Copy out all of the data exactly as it appears.
--- begin INPUT MATERIAL ---
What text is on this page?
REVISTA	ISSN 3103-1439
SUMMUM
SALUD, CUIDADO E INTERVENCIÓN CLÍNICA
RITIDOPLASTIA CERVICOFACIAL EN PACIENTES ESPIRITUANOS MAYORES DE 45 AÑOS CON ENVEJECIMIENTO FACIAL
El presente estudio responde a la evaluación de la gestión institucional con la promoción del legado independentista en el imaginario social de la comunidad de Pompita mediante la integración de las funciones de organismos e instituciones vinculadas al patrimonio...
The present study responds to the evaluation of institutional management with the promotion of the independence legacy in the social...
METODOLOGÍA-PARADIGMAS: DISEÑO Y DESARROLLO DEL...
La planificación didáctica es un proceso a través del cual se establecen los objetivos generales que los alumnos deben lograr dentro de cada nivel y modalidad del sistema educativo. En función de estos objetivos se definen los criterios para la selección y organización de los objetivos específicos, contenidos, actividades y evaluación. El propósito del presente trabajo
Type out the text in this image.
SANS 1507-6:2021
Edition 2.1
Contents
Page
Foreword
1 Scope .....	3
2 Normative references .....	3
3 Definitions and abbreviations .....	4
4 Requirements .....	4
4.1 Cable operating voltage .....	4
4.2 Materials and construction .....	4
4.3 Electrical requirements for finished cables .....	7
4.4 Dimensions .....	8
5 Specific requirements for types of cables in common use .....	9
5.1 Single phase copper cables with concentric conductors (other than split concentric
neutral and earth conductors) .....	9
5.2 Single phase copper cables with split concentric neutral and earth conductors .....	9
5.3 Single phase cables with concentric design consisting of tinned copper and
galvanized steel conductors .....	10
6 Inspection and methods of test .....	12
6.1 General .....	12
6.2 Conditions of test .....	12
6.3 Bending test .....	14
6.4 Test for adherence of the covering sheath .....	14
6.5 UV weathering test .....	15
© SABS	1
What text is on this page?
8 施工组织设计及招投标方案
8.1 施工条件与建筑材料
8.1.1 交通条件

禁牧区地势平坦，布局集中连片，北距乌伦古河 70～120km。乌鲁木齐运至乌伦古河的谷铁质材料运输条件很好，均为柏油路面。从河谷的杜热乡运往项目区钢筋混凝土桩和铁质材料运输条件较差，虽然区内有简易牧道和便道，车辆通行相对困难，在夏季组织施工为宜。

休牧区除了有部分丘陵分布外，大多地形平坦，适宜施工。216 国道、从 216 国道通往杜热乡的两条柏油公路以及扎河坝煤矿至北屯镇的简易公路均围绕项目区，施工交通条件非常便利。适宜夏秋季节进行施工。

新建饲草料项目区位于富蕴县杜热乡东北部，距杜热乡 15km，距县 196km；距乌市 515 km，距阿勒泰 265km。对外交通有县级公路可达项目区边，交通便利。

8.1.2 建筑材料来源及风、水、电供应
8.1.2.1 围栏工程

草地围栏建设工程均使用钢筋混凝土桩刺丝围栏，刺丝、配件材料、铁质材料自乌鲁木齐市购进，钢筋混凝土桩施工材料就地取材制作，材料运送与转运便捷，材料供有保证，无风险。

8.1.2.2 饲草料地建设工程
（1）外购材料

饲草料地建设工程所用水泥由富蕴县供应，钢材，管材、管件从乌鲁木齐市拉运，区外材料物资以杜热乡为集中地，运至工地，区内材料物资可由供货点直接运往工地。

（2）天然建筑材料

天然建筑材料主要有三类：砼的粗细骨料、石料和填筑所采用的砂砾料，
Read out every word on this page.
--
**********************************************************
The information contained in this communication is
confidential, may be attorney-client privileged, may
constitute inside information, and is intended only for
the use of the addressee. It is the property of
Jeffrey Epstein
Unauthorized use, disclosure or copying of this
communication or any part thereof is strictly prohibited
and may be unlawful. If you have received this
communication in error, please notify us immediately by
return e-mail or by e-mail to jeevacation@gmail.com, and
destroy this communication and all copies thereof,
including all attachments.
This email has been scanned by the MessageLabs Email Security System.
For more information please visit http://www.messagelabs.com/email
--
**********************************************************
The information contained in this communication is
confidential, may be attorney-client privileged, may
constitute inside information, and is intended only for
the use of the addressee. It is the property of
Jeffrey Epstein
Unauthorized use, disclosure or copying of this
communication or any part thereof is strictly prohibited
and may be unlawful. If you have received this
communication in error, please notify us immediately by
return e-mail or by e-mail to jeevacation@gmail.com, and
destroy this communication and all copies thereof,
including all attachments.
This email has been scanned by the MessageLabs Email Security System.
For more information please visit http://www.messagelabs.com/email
--- end INPUT MATERIAL ---
#### WRITTEN ANSWER
What text is on this page?
REVISTA	ISSN 3103-1439
SUMMUM
SALUD, CUIDADO E INTERVENCIÓN CLÍNICA
RITIDOPLASTIA CERVICOFACIAL EN PACIENTES ESPIRITUANOS MAYORES DE 45 AÑOS CON ENVEJECIMIENTO FACIAL
El presente estudio responde a la evaluación de la gestión institucional con la promoción del legado independentista en el imaginario social de la comunidad de Pompita mediante la integración de las funciones de organismos e instituciones vinculadas al patrimonio...
The present study responds to the evaluation of institutional management with the promotion of the independence legacy in the social...
METODOLOGÍA-PARADIGMAS: DISEÑO Y DESARROLLO DEL...
La planificación didáctica es un proceso a través del cual se establecen los objetivos generales que los alumnos deben lograr dentro de cada nivel y modalidad del sistema educativo. En función de estos objetivos se definen los criterios para la selección y organización de los objetivos específicos, contenidos, actividades y evaluación. El propósito del presente trabajo
Type out the text in this image.
SANS 1507-6:2021
Edition 2.1
Contents
Page
Foreword
1 Scope .....	3
2 Normative references .....	3
3 Definitions and abbreviations .....	4
4 Requirements .....	4
4.1 Cable operating voltage .....	4
4.2 Materials and construction .....	4
4.3 Electrical requirements for finished cables .....	7
4.4 Dimensions .....	8
5 Specific requirements for types of cables in common use .....	9
5.1 Single phase copper cables with concentric conductors (other than split concentric
neutral and earth conductors) .....	9
5.2 Single phase copper cables with split concentric neutral and earth conductors .....	9
5.3 Single phase cables with concentric design consisting of tinned copper and
galvanized steel conductors .....	10
6 Inspection and methods of test .....	12
6.1 General .....	12
6.2 Conditions of test .....	12
6.3 Bending test .....	14
6.4 Test for adherence of the covering sheath .....	14
6.5 UV weathering test .....	15
© SABS	1
What text is on this page?
8 施工组织设计及招投标方案
8.1 施工条件与建筑材料
8.1.1 交通条件

禁牧区地势平坦，布局集中连片，北距乌伦古河 70～120km。乌鲁木齐运至乌伦古河的谷铁质材料运输条件很好，均为柏油路面。从河谷的杜热乡运往项目区钢筋混凝土桩和铁质材料运输条件较差，虽然区内有简易牧道和便道，车辆通行相对困难，在夏季组织施工为宜。

休牧区除了有部分丘陵分布外，大多地形平坦，适宜施工。216 国道、从 216 国道通往杜热乡的两条柏油公路以及扎河坝煤矿至北屯镇的简易公路均围绕项目区，施工交通条件非常便利。适宜夏秋季节进行施工。

新建饲草料项目区位于富蕴县杜热乡东北部，距杜热乡 15km，距县 196km；距乌市 515 km，距阿勒泰 265km。对外交通有县级公路可达项目区边，交通便利。

8.1.2 建筑材料来源及风、水、电供应
8.1.2.1 围栏工程

草地围栏建设工程均使用钢筋混凝土桩刺丝围栏，刺丝、配件材料、铁质材料自乌鲁木齐市购进，钢筋混凝土桩施工材料就地取材制作，材料运送与转运便捷，材料供有保证，无风险。

8.1.2.2 饲草料地建设工程
（1）外购材料

饲草料地建设工程所用水泥由富蕴县供应，钢材，管材、管件从乌鲁木齐市拉运，区外材料物资以杜热乡为集中地，运至工地，区内材料物资可由供货点直接运往工地。

（2）天然建筑材料

天然建筑材料主要有三类：砼的粗细骨料、石料和填筑所采用的砂砾料，
Read out every word on this page.
--
**********************************************************
The information contained in this communication is
confidential, may be attorney-client privileged, may
constitute inside information, and is intended only for
the use of the addressee. It is the property of
Jeffrey Epstein
Unauthorized use, disclosure or copying of this
communication or any part thereof is strictly prohibited
and may be unlawful. If you have received this
communication in error, please notify us immediately by
return e-mail or by e-mail to jeevacation@gmail.com, and
destroy this communication and all copies thereof,
including all attachments.
This email has been scanned by the MessageLabs Email Security System.
For more information please visit http://www.messagelabs.com/email
--
**********************************************************
The information contained in this communication is
confidential, may be attorney-client privileged, may
constitute inside information, and is intended only for
the use of the addressee. It is the property of
Jeffrey Epstein
Unauthorized use, disclosure or copying of this
communication or any part thereof is strictly prohibited
and may be unlawful. If you have received this
communication in error, please notify us immediately by
return e-mail or by e-mail to jeevacation@gmail.com, and
destroy this communication and all copies thereof,
including all attachments.
This email has been scanned by the MessageLabs Email Security System.
For more information please visit http://www.messagelabs.com/email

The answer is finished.